STATED PROBLEM —
Report back each line of the records that contains the string "routes".

MATERIAL SHOWN —
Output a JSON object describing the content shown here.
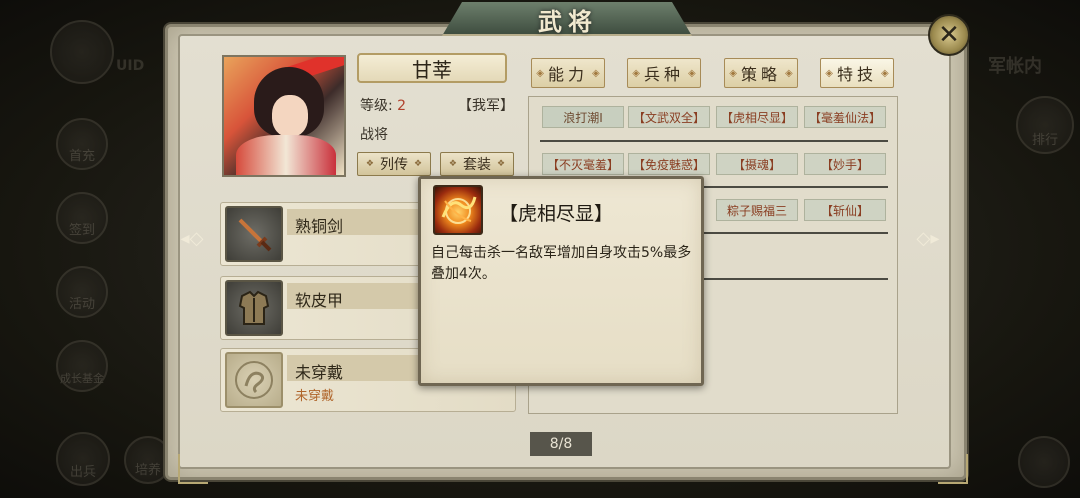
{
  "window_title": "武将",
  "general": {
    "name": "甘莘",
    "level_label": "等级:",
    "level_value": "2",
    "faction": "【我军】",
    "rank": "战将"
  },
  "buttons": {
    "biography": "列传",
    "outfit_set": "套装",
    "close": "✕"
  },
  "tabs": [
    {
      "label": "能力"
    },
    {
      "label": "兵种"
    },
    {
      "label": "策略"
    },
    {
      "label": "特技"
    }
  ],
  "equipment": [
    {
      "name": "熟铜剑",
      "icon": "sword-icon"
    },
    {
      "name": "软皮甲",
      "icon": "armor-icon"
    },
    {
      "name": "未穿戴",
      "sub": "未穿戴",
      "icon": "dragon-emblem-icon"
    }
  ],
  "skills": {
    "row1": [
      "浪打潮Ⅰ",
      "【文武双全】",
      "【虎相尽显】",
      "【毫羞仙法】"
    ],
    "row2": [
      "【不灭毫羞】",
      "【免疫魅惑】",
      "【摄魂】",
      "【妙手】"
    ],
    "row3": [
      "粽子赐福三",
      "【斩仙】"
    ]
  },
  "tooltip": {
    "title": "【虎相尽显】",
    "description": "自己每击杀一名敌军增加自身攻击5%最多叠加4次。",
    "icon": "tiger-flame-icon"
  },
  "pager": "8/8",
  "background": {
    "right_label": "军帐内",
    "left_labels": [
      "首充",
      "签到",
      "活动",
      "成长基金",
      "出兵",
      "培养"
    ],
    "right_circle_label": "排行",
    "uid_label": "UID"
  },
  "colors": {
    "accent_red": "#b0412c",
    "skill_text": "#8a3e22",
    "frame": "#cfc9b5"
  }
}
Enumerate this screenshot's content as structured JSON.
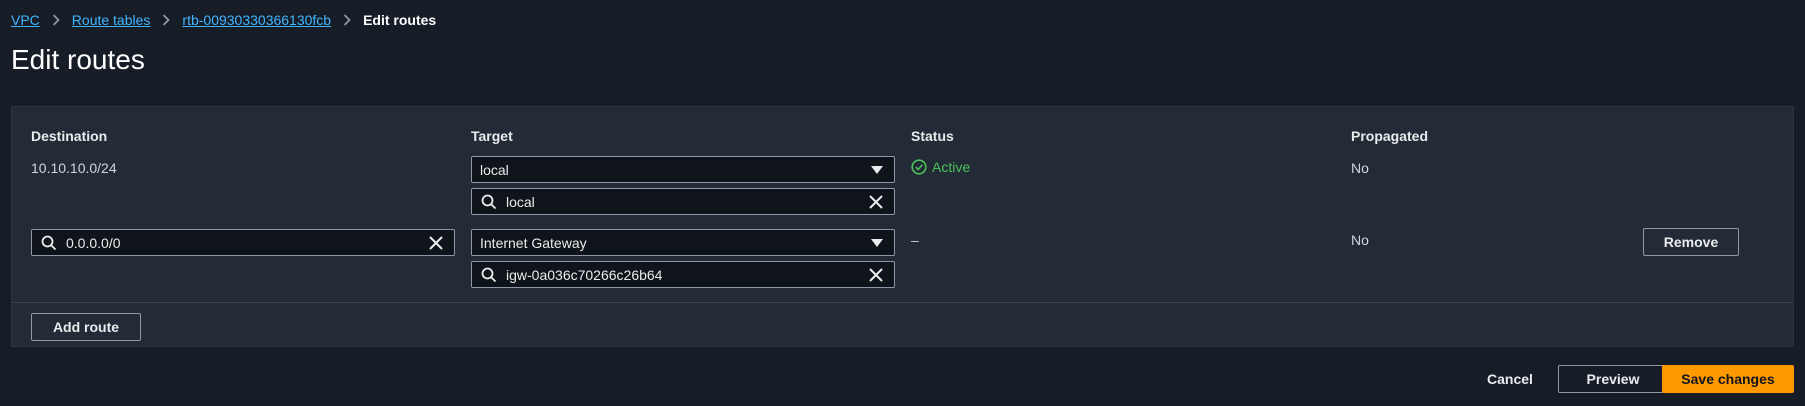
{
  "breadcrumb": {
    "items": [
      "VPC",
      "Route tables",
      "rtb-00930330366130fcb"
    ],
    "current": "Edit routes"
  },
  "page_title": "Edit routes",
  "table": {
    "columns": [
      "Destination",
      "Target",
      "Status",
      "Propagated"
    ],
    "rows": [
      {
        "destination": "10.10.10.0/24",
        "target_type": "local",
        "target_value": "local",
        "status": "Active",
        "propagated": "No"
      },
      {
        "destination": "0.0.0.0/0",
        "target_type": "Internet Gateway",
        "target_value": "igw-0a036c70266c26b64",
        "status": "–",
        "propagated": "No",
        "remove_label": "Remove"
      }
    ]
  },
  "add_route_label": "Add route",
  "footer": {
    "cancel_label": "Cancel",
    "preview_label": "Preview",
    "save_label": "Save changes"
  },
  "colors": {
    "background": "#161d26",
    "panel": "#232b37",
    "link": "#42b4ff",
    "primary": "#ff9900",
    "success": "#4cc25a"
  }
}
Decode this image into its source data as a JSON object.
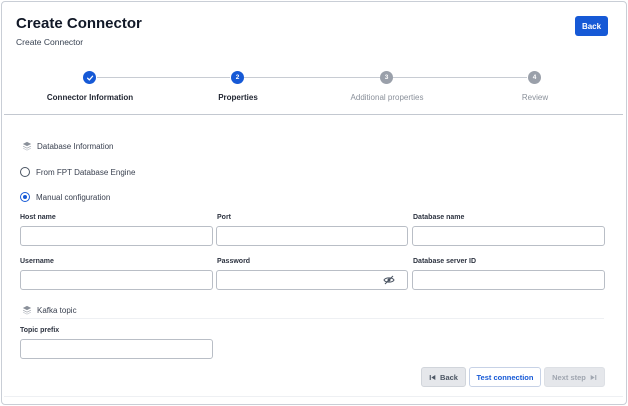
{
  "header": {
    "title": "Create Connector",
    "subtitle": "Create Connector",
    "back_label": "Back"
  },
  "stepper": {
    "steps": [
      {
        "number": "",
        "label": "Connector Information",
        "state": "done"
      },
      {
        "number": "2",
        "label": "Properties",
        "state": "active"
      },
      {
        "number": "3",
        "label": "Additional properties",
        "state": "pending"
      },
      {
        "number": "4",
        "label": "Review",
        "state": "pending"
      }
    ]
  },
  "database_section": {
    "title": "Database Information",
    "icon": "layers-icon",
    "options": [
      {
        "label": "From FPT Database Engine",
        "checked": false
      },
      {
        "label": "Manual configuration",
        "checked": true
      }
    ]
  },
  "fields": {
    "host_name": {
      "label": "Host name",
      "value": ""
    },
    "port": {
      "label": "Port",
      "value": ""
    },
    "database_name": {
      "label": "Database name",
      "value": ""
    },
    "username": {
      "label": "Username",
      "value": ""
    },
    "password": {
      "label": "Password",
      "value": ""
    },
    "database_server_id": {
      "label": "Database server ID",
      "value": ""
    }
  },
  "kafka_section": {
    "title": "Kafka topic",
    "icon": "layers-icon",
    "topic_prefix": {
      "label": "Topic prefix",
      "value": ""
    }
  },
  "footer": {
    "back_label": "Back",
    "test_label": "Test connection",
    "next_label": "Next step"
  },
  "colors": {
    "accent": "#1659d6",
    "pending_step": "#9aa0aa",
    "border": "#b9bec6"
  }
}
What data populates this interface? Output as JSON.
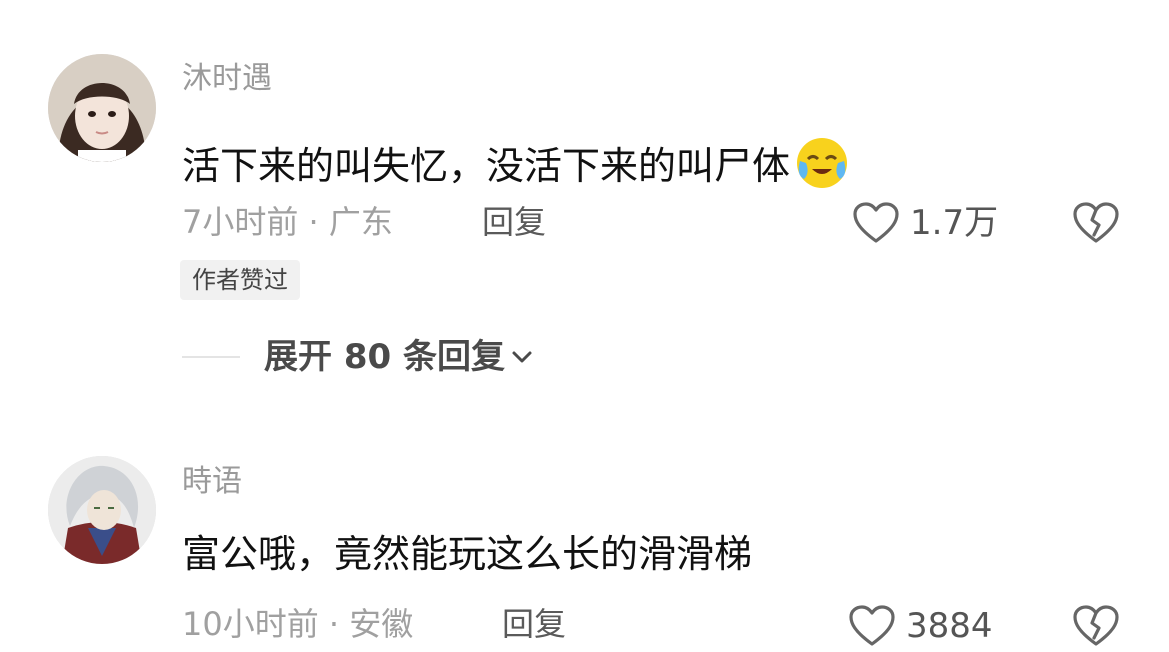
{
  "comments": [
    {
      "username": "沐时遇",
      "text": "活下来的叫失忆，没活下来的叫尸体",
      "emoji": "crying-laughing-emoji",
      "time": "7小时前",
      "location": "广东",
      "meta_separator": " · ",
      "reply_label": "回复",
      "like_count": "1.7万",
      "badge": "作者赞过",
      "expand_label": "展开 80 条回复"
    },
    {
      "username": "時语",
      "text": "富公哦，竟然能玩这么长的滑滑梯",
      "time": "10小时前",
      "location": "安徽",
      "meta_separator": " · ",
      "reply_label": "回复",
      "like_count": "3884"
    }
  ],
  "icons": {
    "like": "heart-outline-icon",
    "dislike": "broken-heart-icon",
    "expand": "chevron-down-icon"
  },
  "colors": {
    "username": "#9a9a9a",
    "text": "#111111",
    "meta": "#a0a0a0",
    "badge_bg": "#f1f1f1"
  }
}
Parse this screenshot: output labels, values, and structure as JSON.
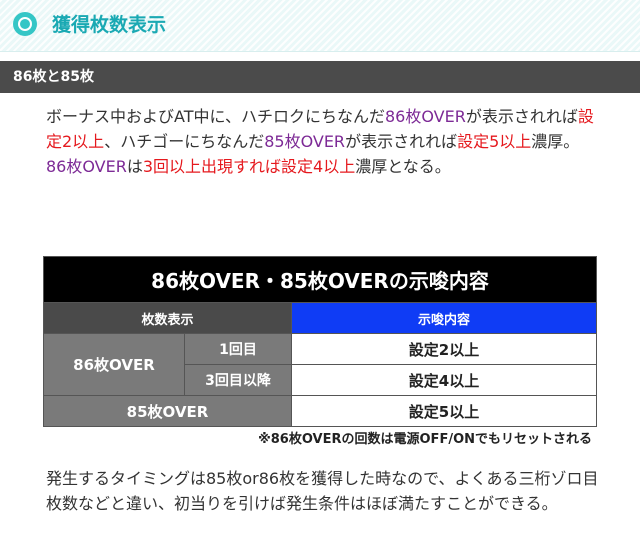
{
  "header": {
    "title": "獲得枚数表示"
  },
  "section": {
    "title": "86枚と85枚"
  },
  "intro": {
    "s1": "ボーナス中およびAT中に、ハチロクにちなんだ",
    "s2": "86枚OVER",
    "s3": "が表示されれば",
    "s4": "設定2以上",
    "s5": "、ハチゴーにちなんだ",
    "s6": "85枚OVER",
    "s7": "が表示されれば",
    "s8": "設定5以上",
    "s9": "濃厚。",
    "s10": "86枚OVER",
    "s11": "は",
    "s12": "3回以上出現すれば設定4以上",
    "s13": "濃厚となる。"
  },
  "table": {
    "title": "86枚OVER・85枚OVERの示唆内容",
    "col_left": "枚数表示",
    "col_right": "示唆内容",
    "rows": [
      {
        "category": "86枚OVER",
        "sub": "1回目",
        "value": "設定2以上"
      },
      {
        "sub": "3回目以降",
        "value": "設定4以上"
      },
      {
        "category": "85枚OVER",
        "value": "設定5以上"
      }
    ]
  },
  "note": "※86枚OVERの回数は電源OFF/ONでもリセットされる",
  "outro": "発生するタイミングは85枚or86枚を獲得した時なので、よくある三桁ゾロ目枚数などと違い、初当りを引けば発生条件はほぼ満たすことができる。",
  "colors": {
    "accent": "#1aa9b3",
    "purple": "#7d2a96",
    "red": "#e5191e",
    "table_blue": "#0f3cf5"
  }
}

RESPONSE TO THIS EXERCISE —
    "current": "Edit routes"
  "page_title": "Edit routes",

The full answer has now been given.